** Start SOURCE MATERIAL **

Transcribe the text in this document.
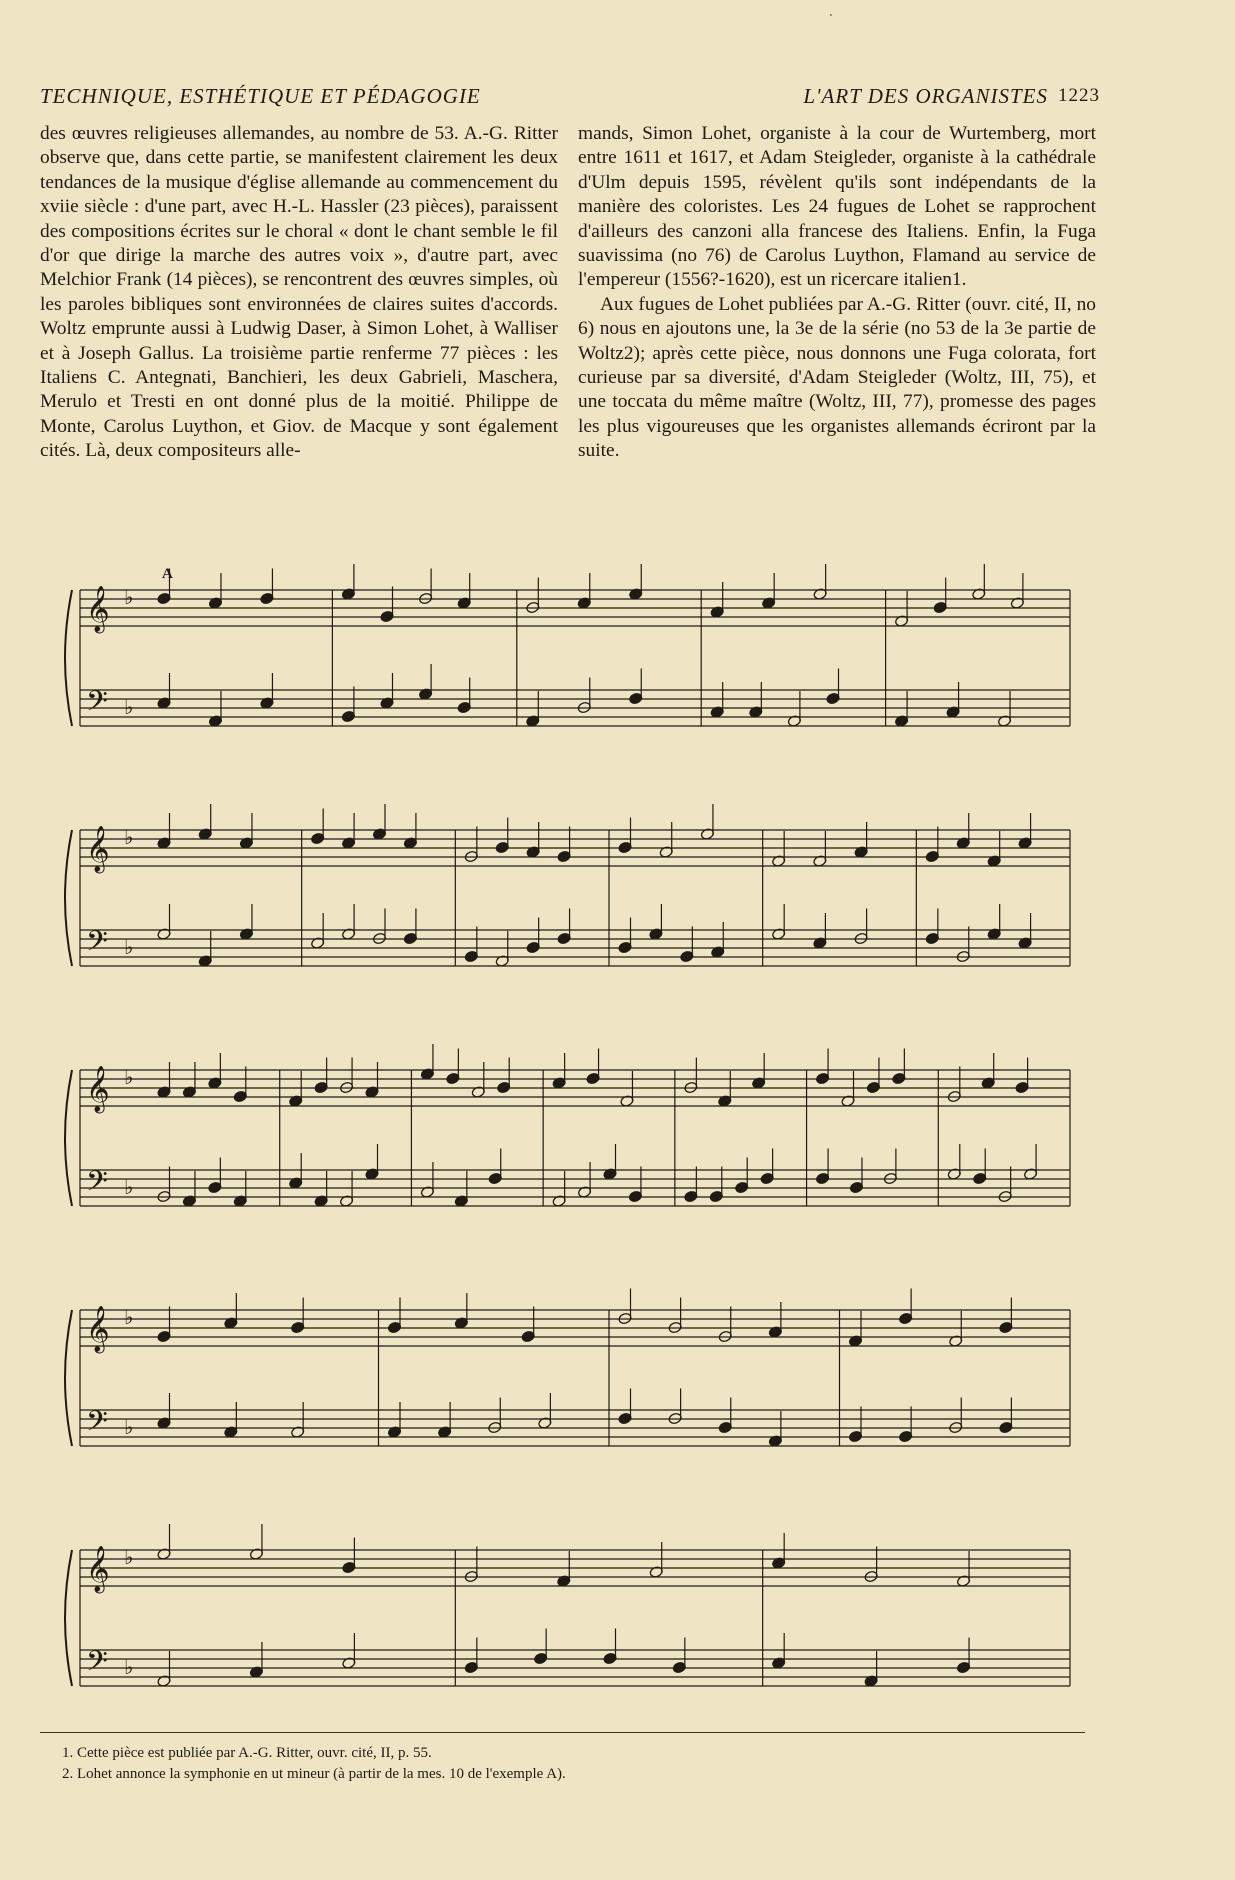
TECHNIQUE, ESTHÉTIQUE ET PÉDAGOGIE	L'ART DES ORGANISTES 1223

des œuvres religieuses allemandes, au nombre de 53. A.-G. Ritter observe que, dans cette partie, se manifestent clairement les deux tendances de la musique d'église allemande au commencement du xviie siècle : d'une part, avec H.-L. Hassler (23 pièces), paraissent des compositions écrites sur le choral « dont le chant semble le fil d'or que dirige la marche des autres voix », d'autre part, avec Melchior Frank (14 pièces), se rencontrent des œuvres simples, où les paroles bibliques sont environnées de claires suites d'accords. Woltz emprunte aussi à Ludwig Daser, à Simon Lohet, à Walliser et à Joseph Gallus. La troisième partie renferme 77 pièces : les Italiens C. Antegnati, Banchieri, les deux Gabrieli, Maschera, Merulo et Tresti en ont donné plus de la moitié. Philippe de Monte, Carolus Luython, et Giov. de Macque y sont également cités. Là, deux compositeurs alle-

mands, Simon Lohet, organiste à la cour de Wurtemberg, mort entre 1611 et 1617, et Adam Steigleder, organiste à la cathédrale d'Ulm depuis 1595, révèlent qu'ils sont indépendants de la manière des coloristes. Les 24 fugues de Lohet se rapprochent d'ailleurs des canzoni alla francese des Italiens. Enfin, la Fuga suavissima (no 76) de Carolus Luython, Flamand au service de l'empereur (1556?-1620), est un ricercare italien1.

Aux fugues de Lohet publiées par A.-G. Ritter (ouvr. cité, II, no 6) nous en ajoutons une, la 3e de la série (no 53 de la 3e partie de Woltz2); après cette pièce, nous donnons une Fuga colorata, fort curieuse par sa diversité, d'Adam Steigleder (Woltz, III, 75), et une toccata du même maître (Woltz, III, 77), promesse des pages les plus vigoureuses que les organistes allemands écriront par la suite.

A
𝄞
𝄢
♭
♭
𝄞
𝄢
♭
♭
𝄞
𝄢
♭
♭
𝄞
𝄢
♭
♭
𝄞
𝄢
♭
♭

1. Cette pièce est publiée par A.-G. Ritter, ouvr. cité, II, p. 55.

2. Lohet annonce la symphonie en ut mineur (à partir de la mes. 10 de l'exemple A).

** End SOURCE MATERIAL **
** Start SOURCE MATERIAL **

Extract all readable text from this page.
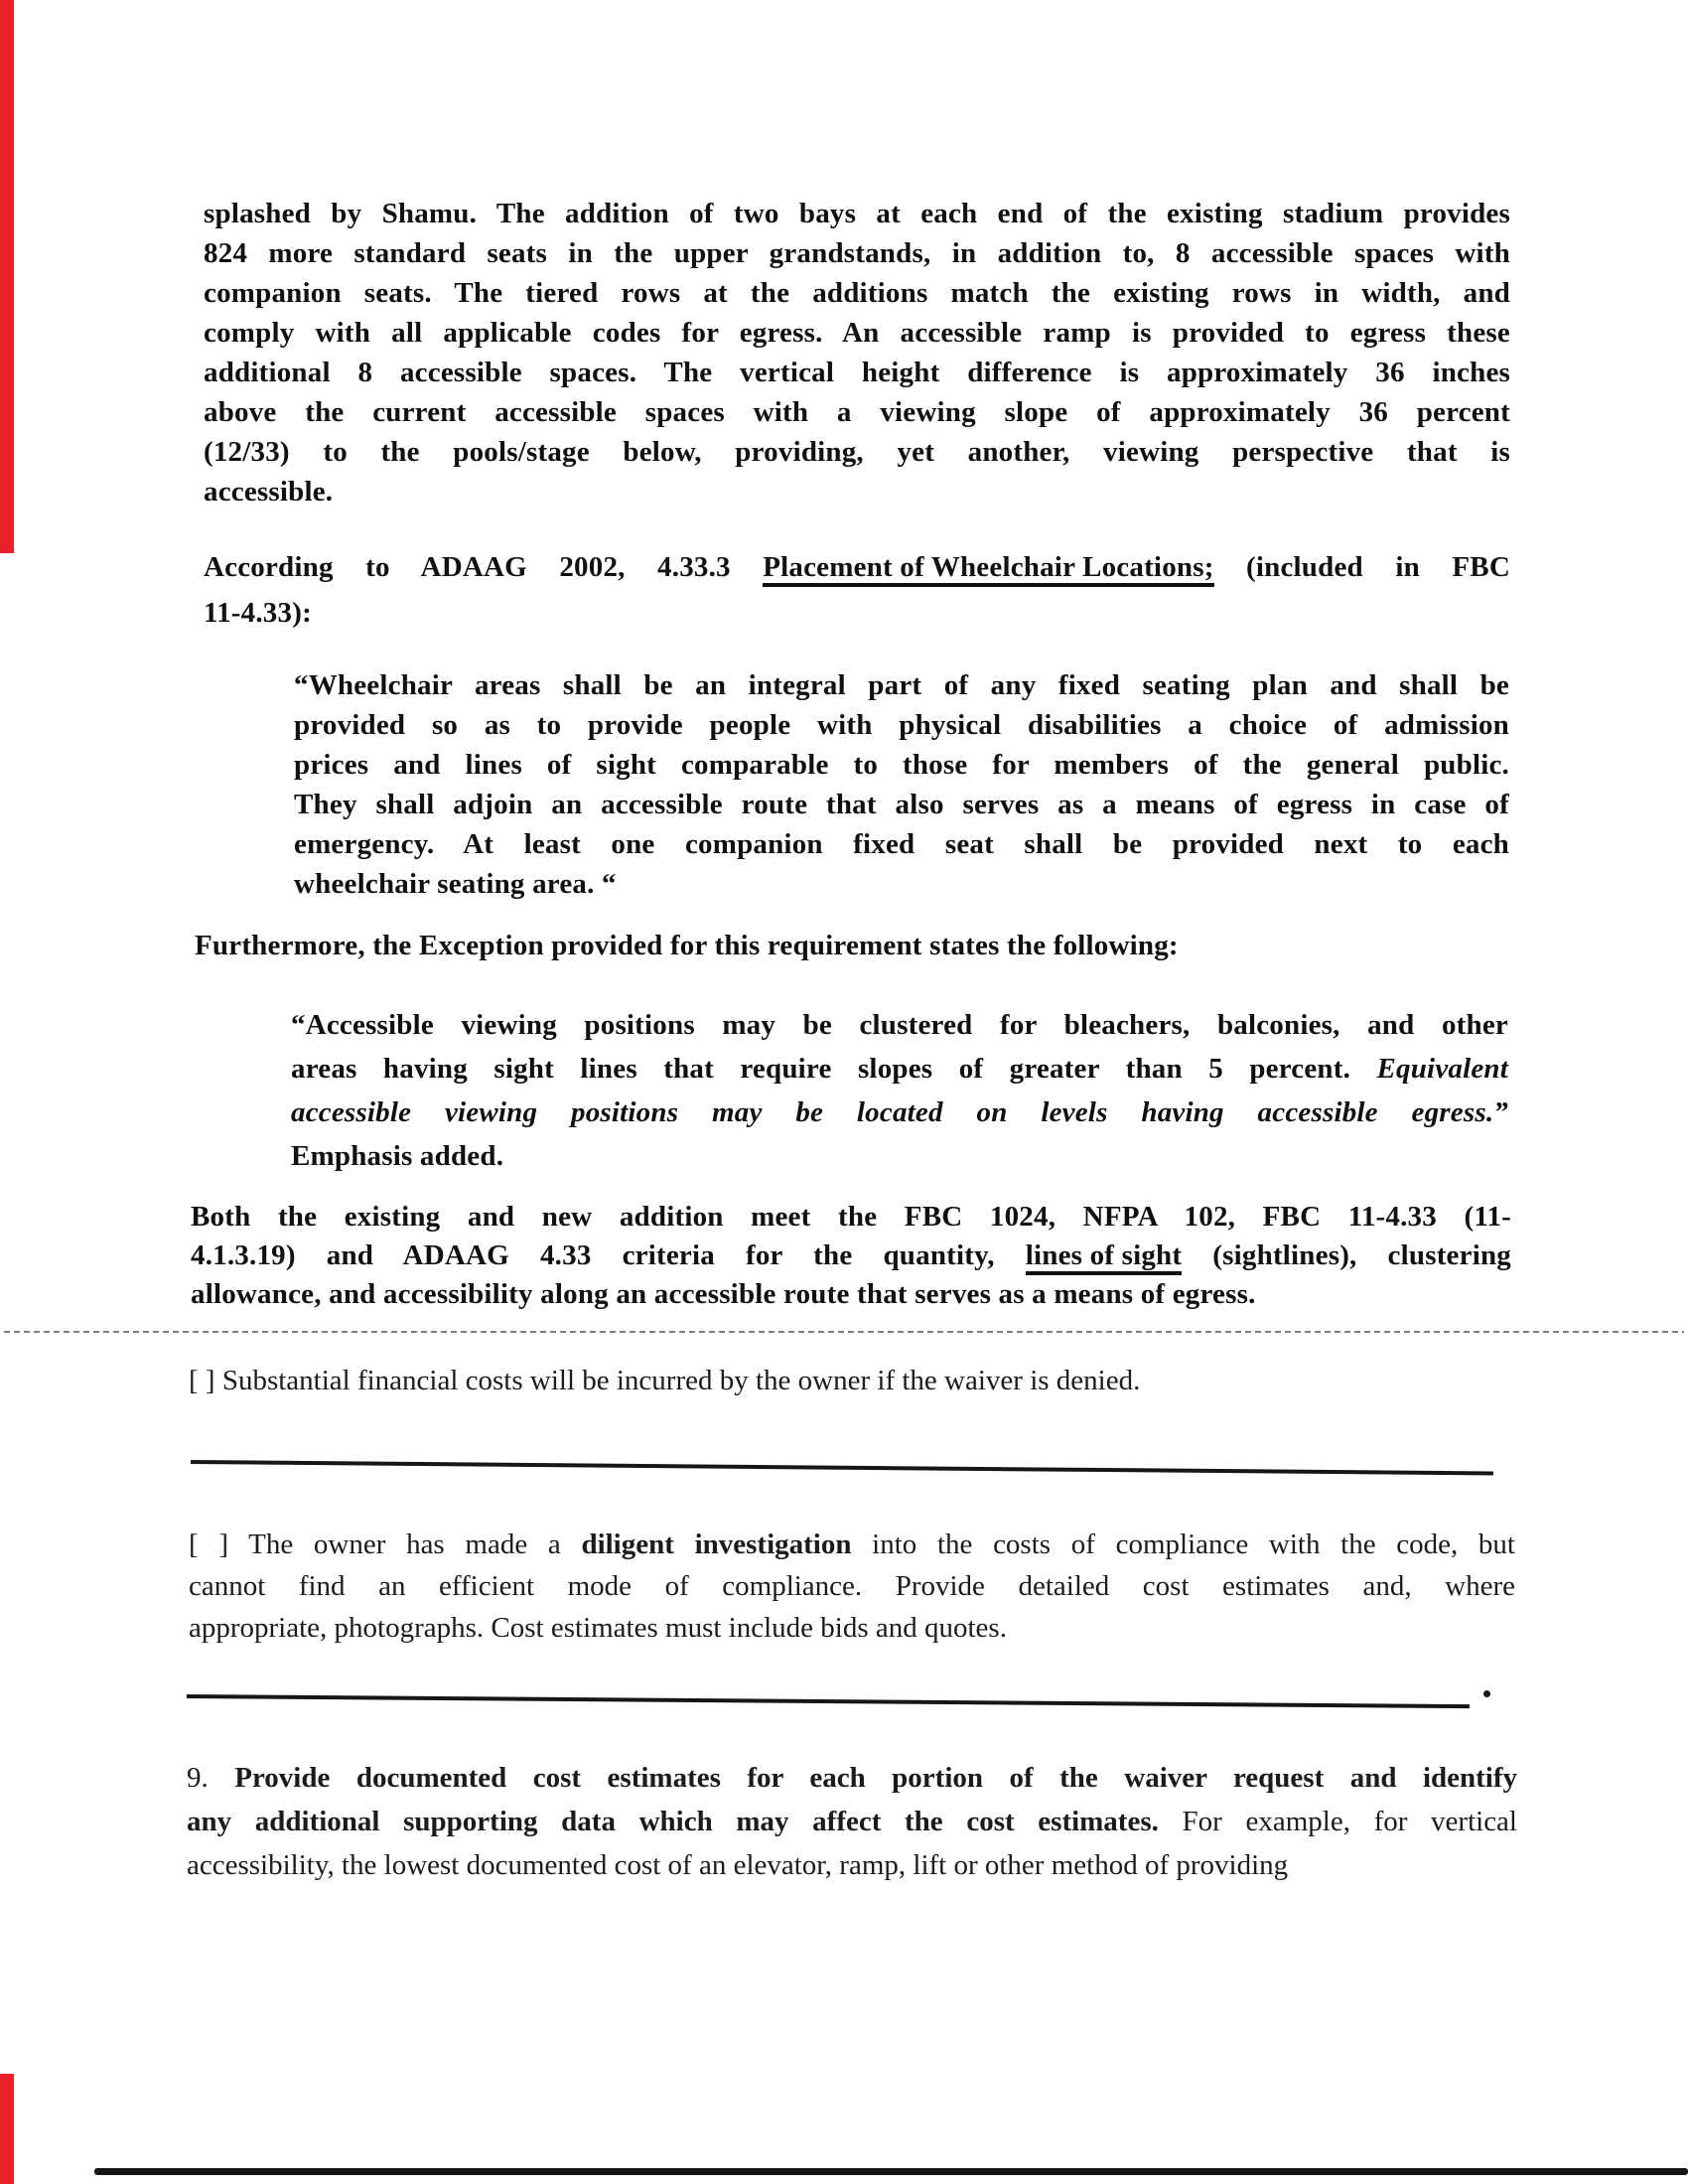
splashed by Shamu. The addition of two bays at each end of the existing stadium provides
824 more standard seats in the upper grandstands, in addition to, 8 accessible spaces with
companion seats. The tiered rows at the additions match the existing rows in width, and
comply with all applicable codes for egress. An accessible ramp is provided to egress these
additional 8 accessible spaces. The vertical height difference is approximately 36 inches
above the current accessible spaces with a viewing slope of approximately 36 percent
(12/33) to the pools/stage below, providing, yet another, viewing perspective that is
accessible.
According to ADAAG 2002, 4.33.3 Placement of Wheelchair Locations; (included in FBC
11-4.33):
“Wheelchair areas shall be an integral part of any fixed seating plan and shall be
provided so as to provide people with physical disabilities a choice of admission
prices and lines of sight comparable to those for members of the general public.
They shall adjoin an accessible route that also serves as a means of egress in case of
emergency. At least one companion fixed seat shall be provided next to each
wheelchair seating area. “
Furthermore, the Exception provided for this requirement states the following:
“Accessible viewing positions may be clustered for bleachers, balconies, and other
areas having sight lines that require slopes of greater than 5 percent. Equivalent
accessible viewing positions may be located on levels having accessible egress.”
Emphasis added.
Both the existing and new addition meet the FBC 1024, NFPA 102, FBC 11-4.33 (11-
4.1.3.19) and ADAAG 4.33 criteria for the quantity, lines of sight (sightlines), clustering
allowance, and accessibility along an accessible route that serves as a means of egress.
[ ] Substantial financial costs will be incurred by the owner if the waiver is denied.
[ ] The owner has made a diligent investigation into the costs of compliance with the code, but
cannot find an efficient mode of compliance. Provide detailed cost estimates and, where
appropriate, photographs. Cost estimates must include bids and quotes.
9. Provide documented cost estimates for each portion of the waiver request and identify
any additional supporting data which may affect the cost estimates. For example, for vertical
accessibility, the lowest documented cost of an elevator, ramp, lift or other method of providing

** End SOURCE MATERIAL **

**WHAT THE TASK ASKS**
Search the records for the string "fugues" and return every line in which it occurs.

**REPLY**
mands, Simon Lohet, organiste à la cour de Wurtemberg, mort entre 1611 et 1617, et Adam Steigleder, organiste à la cathédrale d'Ulm depuis 1595, révèlent qu'ils sont indépendants de la manière des coloristes. Les 24 fugues de Lohet se rapprochent d'ailleurs des canzoni alla francese des Italiens. Enfin, la Fuga suavissima (no 76) de Carolus Luython, Flamand au service de l'empereur (1556?-1620), est un ricercare italien1.
Aux fugues de Lohet publiées par A.-G. Ritter (ouvr. cité, II, no 6) nous en ajoutons une, la 3e de la série (no 53 de la 3e partie de Woltz2); après cette pièce, nous donnons une Fuga colorata, fort curieuse par sa diversité, d'Adam Steigleder (Woltz, III, 75), et une toccata du même maître (Woltz, III, 77), promesse des pages les plus vigoureuses que les organistes allemands écriront par la suite.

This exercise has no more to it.